▸ **PAGE TEXT**

%%

Marina Bay Sands, Casino Floor 2, Singapore
Tel: +65 6688 8501
Update: It was just announced recently that Santi will be closed from early March 2012. This was not a surprise development especially after the passing of Santi Santamaria as his family has decided to consolidate and concentrate on the restaurants in Spain instead. It is a great misfortune for the Singapore dining scene with the withdrawal of such a good restaurant and the standards it has set during its time here.
With the opening of the Marina Bay Sands and Resorts World Integrated Resorts (politically-correct way of describing a casino nowadays), the dining scene in Singapore has been taken up a whole new level with the flood of 'celebrity chefs', each jostling to make an impression in a new market. At Resorts World, Kunio Tokuoka from Japan is already open while Robuchon will be here later this year. At Marina Bay Sands, lineup of celebrity chefs is even more impressive; from the much talked-about Waku Ghin (by Tetsuya) and Guy Savoy, to Santi, Cut (by Wolfgang Puck), Mozza (by Batali) and DB Bistro Moderne (by Daniel Boulud).
As a result, the fine dining standards in Singapore have been redefined, and the few local fine dining establishments which have monopolised the market in the past decade will be forced to shake themselves out of complacency or be left behind.
We went to Cut a month ago but as the place was too dark (it has the setting of a club, with loud clubby music and a distinct lack of lighting), we could not take any meaningful pictures to post, hence our first review of a 'celebrity chef' restaurant in Singapore will be Santi, which we dined at in January this year.
Of the stable of celebrity chefs in Singapore, Santi Santamaria is probably one of the less well-known in Singapore. He is one of the top chefs in Spain with a couple of very highly regarded restaurants in Spain, but this is his first foray into East Asia. His restaurant here is located on the second floor of the Casino, and our take of the decor was 'country chic' with wooden floors and exposed brick walls. At first glance, it did not appear to be a very luxurious setting, but once we were seated, the tableware and glassware, as well as the service, were of the standard expected of a top restaurant.
We were given a table next to the glass window overlooking the shops below, which was rather distracting (during dinner we were watching what we assumed to be a hotel guest take a jog around the shopping mall complex). For our next visit, we will be mindful to make a reservation for one of the booth tables which is more cozy and private. While we were going through our menu, we were served with some chips and dip, as well as some champagne. The wine list here is moderately extensive but not overpriced by Singapore restaurant standards; we ended up picking a 2007 Gevrey Chambertin Premier Cru (can't remember which vineyard though) which was reasonably priced (relative to the rest of the wines on the list) and paired very nicely with our meal. We opted for the 8 course degustation menu which showcased some of Santi's signature dishes.
We started out with an amuse bouche of cold artichoke soup with sea urchin (uni), which was a refreshing and elegant start to the meal. The first course was the oyster escabeche with clementines, cous cous and cauliflower puree. This was very well put together; the oyster was very fresh and was complemented very nicely by the cous cous.
The next dish was the best of the lot: the surprise truffles "Santi Santamaria" style, which was, needless to say, Santi's signature dish. This was foie gras au torchon covered with black truffles and accompanied with a crunchy leaf and chopped radish. The foie gras/black truffle combination was simply divine.

%%

▸ **SUPPLIED DATA**

%%

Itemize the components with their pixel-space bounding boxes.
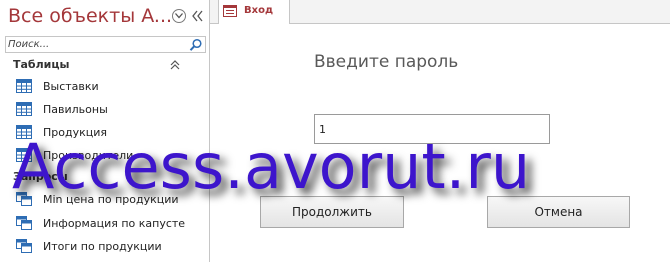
nav-item-label: Выставки: [43, 80, 99, 93]
nav-item-query-min-price[interactable]: Min цена по продукции: [0, 189, 209, 211]
table-icon: [16, 79, 32, 93]
nav-item-table-products[interactable]: Продукция: [0, 122, 209, 144]
nav-item-table-pavilions[interactable]: Павильоны: [0, 99, 209, 121]
nav-item-table-manufacturers[interactable]: Производители: [0, 145, 209, 167]
nav-search-box: [5, 36, 206, 53]
password-prompt-label: Введите пароль: [314, 52, 459, 72]
table-icon: [16, 102, 32, 116]
group-header-tables[interactable]: Таблицы: [0, 56, 209, 74]
access-window: Все объекты A... Таблицы: [0, 0, 670, 262]
search-input[interactable]: [8, 37, 183, 52]
nav-title[interactable]: Все объекты A...: [8, 5, 172, 27]
cancel-button[interactable]: Отмена: [487, 196, 630, 228]
login-form: Введите пароль Продолжить Отмена: [210, 24, 670, 262]
document-tabstrip: Вход: [210, 0, 670, 24]
collapse-group-icon[interactable]: [170, 59, 180, 71]
nav-item-table-exhibitions[interactable]: Выставки: [0, 76, 209, 98]
nav-header: Все объекты A...: [0, 0, 209, 36]
nav-menu-chevron-icon[interactable]: [172, 9, 186, 23]
form-icon: [223, 5, 237, 17]
group-label: Таблицы: [13, 58, 70, 71]
tab-label: Вход: [244, 5, 274, 16]
group-header-queries[interactable]: Запросы: [0, 168, 209, 186]
table-icon: [16, 125, 32, 139]
nav-item-label: Информация по капусте: [43, 217, 186, 230]
nav-item-label: Min цена по продукции: [43, 193, 179, 206]
nav-item-query-product-totals[interactable]: Итоги по продукции: [0, 236, 209, 258]
navigation-pane: Все объекты A... Таблицы: [0, 0, 210, 262]
nav-item-label: Производители: [43, 149, 134, 162]
group-label: Запросы: [13, 170, 68, 183]
continue-button[interactable]: Продолжить: [260, 196, 404, 228]
nav-item-query-cabbage-info[interactable]: Информация по капусте: [0, 213, 209, 235]
query-icon: [16, 239, 32, 253]
tab-login-form[interactable]: Вход: [218, 0, 290, 24]
collapse-pane-icon[interactable]: [191, 8, 205, 24]
search-icon[interactable]: [189, 38, 203, 52]
password-field[interactable]: [314, 114, 550, 144]
nav-item-label: Продукция: [43, 126, 107, 139]
query-icon: [16, 216, 32, 230]
table-icon: [16, 148, 32, 162]
query-icon: [16, 192, 32, 206]
nav-item-label: Итоги по продукции: [43, 240, 162, 253]
nav-item-label: Павильоны: [43, 103, 108, 116]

%%

▸ **TASKS TO COMPLETE**
a) Output the passage of the Santi review from "We started out" to "was simply divine.", copied word for word.
b) In the Santi review, what was served as the amuse bouche?
Rely only on the Santi review when you respond.

▸ **EXPECTED RESPONSES**
a)
We started out with an amuse bouche of cold artichoke soup with sea urchin (uni), which was a refreshing and elegant start to the meal. The first course was the oyster escabeche with clementines, cous cous and cauliflower puree. This was very well put together; the oyster was very fresh and was complemented very nicely by the cous cous.
The next dish was the best of the lot: the surprise truffles "Santi Santamaria" style, which was, needless to say, Santi's signature dish. This was foie gras au torchon covered with black truffles and accompanied with a crunchy leaf and chopped radish. The foie gras/black truffle combination was simply divine.

b) Cold artichoke soup with sea urchin (uni).